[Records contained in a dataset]
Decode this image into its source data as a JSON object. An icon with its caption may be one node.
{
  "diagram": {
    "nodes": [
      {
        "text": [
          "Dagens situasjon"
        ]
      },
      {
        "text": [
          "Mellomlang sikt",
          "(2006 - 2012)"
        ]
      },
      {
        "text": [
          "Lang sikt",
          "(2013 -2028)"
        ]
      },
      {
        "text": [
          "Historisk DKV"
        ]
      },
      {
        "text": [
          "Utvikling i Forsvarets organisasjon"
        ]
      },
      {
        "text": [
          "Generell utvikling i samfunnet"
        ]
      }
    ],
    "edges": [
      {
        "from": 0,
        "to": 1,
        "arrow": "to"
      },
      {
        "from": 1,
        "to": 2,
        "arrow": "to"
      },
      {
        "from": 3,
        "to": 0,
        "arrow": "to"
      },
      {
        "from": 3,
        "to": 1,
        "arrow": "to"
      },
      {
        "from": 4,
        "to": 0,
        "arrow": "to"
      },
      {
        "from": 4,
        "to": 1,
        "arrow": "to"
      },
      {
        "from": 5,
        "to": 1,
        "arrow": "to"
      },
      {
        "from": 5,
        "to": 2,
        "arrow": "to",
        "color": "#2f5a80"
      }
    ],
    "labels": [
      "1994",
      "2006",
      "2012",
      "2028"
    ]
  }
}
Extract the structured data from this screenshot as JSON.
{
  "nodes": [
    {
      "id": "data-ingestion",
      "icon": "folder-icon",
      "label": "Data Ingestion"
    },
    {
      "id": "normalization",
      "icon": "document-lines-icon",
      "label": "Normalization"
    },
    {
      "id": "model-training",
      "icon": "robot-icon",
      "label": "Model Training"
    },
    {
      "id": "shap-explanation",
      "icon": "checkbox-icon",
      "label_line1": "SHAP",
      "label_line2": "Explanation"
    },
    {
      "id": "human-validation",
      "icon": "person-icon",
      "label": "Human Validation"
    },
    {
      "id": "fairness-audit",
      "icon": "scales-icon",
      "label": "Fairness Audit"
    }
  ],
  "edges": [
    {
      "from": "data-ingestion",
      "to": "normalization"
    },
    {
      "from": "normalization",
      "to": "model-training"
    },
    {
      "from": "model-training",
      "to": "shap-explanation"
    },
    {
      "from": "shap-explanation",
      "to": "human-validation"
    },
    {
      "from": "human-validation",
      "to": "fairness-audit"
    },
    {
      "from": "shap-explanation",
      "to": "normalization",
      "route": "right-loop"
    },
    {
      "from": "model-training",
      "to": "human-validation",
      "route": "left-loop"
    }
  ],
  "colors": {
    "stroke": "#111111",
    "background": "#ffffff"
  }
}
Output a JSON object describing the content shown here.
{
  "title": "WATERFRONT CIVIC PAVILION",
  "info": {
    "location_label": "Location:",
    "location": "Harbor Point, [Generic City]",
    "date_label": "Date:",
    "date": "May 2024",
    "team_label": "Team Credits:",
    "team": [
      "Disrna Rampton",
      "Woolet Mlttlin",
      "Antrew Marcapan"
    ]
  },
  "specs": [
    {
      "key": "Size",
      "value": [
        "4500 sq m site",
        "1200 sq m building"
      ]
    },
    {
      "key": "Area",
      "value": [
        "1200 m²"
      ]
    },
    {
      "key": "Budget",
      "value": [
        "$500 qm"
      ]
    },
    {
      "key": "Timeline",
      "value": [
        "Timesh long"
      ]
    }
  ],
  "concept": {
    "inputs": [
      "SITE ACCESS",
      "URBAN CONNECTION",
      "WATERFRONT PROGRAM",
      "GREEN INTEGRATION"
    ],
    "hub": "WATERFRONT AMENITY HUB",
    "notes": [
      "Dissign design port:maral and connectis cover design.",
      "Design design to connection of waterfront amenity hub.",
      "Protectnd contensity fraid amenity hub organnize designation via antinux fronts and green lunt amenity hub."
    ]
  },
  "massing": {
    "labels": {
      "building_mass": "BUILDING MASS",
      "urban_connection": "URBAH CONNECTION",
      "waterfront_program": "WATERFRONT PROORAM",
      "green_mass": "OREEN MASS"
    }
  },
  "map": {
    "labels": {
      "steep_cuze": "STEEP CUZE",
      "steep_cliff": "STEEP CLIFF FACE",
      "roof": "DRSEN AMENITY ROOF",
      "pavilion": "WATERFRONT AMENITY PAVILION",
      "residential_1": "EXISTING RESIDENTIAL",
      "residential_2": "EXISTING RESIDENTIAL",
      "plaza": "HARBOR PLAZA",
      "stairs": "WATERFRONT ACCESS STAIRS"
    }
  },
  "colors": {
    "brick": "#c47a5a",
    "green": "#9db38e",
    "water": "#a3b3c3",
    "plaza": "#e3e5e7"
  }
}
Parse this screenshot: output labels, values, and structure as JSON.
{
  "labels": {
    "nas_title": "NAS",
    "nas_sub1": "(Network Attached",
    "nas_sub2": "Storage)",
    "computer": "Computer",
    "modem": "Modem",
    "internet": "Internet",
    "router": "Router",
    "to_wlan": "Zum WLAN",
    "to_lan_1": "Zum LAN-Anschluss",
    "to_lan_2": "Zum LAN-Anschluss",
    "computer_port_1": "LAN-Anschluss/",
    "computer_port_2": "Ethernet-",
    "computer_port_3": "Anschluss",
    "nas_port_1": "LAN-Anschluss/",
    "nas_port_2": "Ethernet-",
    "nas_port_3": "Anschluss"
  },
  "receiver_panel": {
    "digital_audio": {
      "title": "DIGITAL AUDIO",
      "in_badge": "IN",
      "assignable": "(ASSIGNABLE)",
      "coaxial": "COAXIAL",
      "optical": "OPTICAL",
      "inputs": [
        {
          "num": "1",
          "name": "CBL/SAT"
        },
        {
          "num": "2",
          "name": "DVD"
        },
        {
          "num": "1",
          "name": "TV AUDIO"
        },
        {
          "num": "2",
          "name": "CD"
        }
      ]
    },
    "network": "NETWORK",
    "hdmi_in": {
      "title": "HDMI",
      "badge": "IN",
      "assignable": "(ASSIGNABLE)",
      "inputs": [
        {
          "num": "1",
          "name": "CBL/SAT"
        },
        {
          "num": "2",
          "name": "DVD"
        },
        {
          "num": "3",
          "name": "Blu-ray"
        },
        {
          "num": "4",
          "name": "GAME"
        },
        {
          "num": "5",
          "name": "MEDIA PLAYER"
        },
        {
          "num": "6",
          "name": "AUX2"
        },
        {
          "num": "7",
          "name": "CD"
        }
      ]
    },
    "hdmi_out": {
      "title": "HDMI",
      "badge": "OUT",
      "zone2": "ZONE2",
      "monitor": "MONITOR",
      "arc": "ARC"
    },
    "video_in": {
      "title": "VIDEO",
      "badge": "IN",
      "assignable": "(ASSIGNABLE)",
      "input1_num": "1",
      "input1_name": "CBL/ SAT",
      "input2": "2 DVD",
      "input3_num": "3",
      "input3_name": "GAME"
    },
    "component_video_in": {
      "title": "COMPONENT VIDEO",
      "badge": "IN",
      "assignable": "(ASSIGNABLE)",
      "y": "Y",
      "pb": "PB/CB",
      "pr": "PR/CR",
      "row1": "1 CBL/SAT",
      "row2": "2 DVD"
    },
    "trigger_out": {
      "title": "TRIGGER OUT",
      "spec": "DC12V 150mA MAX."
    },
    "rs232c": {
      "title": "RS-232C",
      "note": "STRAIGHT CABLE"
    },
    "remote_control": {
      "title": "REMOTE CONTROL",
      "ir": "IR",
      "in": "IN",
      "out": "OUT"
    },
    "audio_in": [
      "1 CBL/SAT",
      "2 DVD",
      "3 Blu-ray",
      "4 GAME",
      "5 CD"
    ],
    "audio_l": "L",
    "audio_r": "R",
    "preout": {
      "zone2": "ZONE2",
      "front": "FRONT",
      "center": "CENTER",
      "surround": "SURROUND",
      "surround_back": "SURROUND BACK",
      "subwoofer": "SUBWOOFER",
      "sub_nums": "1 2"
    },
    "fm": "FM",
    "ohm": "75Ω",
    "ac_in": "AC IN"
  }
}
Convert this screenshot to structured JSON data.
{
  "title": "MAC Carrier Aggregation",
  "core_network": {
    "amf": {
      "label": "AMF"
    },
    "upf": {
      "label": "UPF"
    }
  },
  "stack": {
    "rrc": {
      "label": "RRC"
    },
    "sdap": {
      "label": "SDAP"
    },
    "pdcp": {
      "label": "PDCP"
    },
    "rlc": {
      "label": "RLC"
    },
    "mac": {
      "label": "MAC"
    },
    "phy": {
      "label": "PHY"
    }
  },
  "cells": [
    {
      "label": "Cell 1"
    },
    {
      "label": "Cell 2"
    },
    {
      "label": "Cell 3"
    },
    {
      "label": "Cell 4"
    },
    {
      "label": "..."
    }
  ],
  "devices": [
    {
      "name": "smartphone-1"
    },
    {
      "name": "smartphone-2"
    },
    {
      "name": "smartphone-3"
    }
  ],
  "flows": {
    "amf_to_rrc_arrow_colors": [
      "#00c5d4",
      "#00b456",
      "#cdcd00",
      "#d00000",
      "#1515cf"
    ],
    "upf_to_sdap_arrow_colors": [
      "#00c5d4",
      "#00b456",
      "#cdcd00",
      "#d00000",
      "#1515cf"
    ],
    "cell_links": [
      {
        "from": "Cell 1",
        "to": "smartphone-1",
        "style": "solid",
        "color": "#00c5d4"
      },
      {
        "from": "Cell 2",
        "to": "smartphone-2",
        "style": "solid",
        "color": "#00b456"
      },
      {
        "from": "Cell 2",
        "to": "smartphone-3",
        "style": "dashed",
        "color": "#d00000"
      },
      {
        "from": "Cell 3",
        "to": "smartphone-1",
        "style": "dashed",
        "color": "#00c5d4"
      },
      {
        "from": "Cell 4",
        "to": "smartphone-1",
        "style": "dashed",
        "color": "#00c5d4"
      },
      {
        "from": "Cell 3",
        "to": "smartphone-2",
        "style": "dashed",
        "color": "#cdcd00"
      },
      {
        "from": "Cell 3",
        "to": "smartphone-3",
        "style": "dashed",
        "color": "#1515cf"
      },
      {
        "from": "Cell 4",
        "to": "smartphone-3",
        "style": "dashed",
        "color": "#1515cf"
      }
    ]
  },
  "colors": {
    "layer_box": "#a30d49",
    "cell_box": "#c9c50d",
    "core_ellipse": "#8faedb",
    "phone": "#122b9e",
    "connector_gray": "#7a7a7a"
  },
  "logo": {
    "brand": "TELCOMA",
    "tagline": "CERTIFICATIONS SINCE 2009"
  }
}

_GOAL_: Report the number of lines of the listing above that hold the string "this", with no other text.

_COMPLETED EXERCISE_: 4